[Dataset listings of figures]

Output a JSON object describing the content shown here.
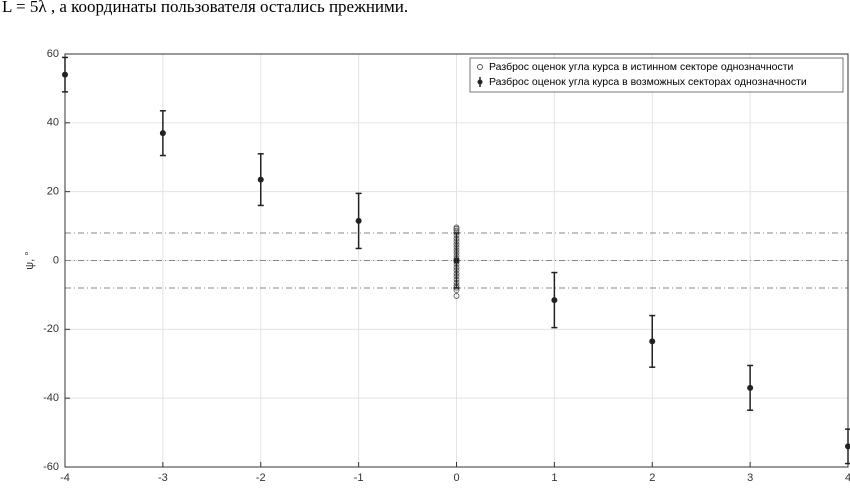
{
  "caption": "L = 5λ  , а координаты пользователя остались прежними.",
  "chart_data": {
    "type": "errorbar",
    "ylabel": "ψ, °",
    "xlim": [
      -4,
      4
    ],
    "xticks": [
      -4,
      -3,
      -2,
      -1,
      0,
      1,
      2,
      3,
      4
    ],
    "ylim": [
      -60,
      60
    ],
    "yticks": [
      -60,
      -40,
      -20,
      0,
      20,
      40,
      60
    ],
    "grid": true,
    "legend": "upper right",
    "hlines": [
      -8,
      0,
      8
    ],
    "series": [
      {
        "name": "Разброс оценок угла курса в истинном секторе однозначности",
        "color": "#555555",
        "x": [
          0,
          0,
          0,
          0,
          0,
          0,
          0,
          0,
          0,
          0,
          0,
          0,
          0,
          0,
          0,
          0,
          0,
          0,
          0,
          0,
          0,
          0,
          0,
          0,
          0
        ],
        "values": [
          -10.3,
          -8.6,
          -7.9,
          -7.2,
          -6.4,
          -5.5,
          -4.6,
          -3.8,
          -2.9,
          -2.1,
          -1.2,
          -0.4,
          0.5,
          1.3,
          2.2,
          3.0,
          3.9,
          4.7,
          5.6,
          6.4,
          7.3,
          8.1,
          8.7,
          9.2,
          9.6
        ]
      },
      {
        "name": "Разброс оценок угла курса в возможных секторах однозначности",
        "color": "#222222",
        "x": [
          -4,
          -3,
          -2,
          -1,
          0,
          1,
          2,
          3,
          4
        ],
        "values": [
          54,
          37,
          23.5,
          11.5,
          0,
          -11.5,
          -23.5,
          -37,
          -54
        ],
        "errors": [
          5,
          6.5,
          7.5,
          8,
          8,
          8,
          7.5,
          6.5,
          5
        ]
      }
    ]
  }
}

TASK GOAL - Every line above should be returned exactly; the pictures stay out.

OUTPUT OF THE EXERCISE -
Output a JSON object describing the content shown here.
{
  "caption": "L = 5λ  , а координаты пользователя остались прежними.",
  "chart_data": {
    "type": "errorbar",
    "ylabel": "ψ, °",
    "xlim": [
      -4,
      4
    ],
    "xticks": [
      -4,
      -3,
      -2,
      -1,
      0,
      1,
      2,
      3,
      4
    ],
    "ylim": [
      -60,
      60
    ],
    "yticks": [
      -60,
      -40,
      -20,
      0,
      20,
      40,
      60
    ],
    "grid": true,
    "legend": "upper right",
    "hlines": [
      -8,
      0,
      8
    ],
    "series": [
      {
        "name": "Разброс оценок угла курса в истинном секторе однозначности",
        "color": "#555555",
        "x": [
          0,
          0,
          0,
          0,
          0,
          0,
          0,
          0,
          0,
          0,
          0,
          0,
          0,
          0,
          0,
          0,
          0,
          0,
          0,
          0,
          0,
          0,
          0,
          0,
          0
        ],
        "values": [
          -10.3,
          -8.6,
          -7.9,
          -7.2,
          -6.4,
          -5.5,
          -4.6,
          -3.8,
          -2.9,
          -2.1,
          -1.2,
          -0.4,
          0.5,
          1.3,
          2.2,
          3.0,
          3.9,
          4.7,
          5.6,
          6.4,
          7.3,
          8.1,
          8.7,
          9.2,
          9.6
        ]
      },
      {
        "name": "Разброс оценок угла курса в возможных секторах однозначности",
        "color": "#222222",
        "x": [
          -4,
          -3,
          -2,
          -1,
          0,
          1,
          2,
          3,
          4
        ],
        "values": [
          54,
          37,
          23.5,
          11.5,
          0,
          -11.5,
          -23.5,
          -37,
          -54
        ],
        "errors": [
          5,
          6.5,
          7.5,
          8,
          8,
          8,
          7.5,
          6.5,
          5
        ]
      }
    ]
  }
}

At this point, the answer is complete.